[Dataset items]

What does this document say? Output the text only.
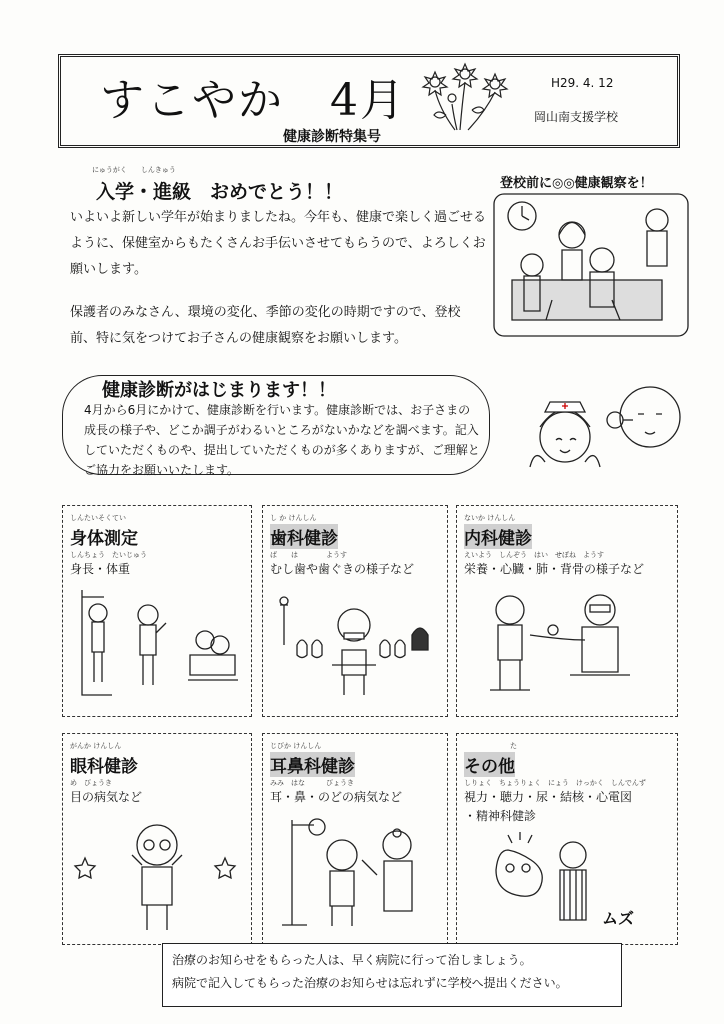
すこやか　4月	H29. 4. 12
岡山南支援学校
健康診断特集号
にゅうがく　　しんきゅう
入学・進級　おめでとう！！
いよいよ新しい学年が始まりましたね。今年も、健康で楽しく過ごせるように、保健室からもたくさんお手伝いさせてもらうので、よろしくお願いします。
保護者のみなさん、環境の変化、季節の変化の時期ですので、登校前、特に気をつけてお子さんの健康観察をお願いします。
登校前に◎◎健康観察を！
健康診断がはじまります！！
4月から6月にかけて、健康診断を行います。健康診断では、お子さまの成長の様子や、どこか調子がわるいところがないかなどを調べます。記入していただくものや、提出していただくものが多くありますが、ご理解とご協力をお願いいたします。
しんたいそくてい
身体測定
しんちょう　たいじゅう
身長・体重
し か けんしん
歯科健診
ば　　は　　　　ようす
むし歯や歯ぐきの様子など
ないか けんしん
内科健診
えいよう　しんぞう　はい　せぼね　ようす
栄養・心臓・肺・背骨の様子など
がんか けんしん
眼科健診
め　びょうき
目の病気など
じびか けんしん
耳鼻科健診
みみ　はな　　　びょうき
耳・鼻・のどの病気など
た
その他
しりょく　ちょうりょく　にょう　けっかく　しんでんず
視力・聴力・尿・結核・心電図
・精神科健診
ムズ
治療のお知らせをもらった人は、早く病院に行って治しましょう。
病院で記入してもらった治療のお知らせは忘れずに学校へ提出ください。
...
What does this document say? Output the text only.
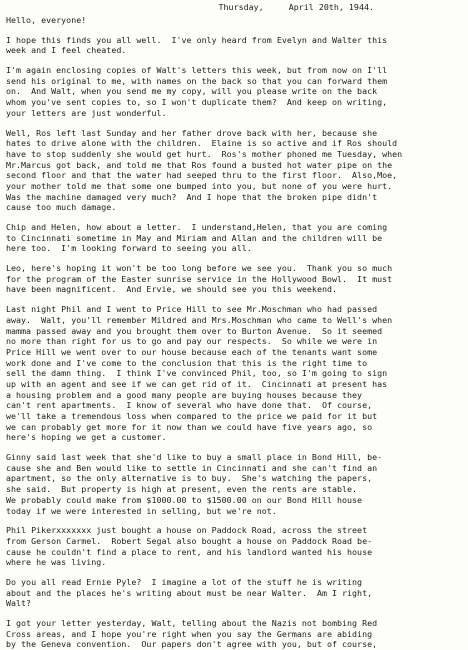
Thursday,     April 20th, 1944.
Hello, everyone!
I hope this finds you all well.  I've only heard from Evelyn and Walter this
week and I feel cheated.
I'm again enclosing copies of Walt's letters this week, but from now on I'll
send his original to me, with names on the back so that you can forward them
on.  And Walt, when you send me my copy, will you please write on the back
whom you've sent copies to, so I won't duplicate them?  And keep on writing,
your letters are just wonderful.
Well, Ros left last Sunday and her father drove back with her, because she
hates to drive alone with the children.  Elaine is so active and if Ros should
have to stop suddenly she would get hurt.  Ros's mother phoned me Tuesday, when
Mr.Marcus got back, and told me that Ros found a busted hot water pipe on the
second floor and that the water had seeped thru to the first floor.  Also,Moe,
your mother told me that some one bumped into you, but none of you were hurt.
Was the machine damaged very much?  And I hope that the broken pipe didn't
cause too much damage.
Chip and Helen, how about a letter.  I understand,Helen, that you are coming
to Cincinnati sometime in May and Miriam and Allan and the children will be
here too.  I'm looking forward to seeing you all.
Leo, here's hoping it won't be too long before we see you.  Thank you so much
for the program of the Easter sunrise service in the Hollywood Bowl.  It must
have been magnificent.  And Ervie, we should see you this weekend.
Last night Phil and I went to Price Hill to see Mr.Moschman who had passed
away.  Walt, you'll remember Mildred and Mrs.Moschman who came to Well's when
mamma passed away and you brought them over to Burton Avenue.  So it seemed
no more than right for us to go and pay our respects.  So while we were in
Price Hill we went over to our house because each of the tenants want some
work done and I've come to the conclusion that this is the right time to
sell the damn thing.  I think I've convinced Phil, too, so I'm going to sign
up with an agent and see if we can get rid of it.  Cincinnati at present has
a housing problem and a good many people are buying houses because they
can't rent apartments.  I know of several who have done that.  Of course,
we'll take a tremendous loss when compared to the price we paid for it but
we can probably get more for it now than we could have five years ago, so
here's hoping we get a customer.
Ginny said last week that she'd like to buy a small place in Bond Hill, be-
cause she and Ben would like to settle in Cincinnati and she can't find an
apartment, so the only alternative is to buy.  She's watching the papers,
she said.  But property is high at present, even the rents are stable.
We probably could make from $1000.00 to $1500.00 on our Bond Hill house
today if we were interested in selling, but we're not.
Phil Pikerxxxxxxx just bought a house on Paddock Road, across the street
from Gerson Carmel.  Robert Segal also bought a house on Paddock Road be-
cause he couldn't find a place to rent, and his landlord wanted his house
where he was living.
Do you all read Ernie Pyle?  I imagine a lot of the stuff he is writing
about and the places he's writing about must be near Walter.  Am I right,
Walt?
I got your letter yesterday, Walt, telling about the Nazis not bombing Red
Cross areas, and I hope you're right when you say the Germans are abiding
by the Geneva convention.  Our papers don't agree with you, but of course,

#### Goal of the exercise
Give the count of lines in the listing that hold the word "Cincinnati", with no other text.

#### Correct answer
3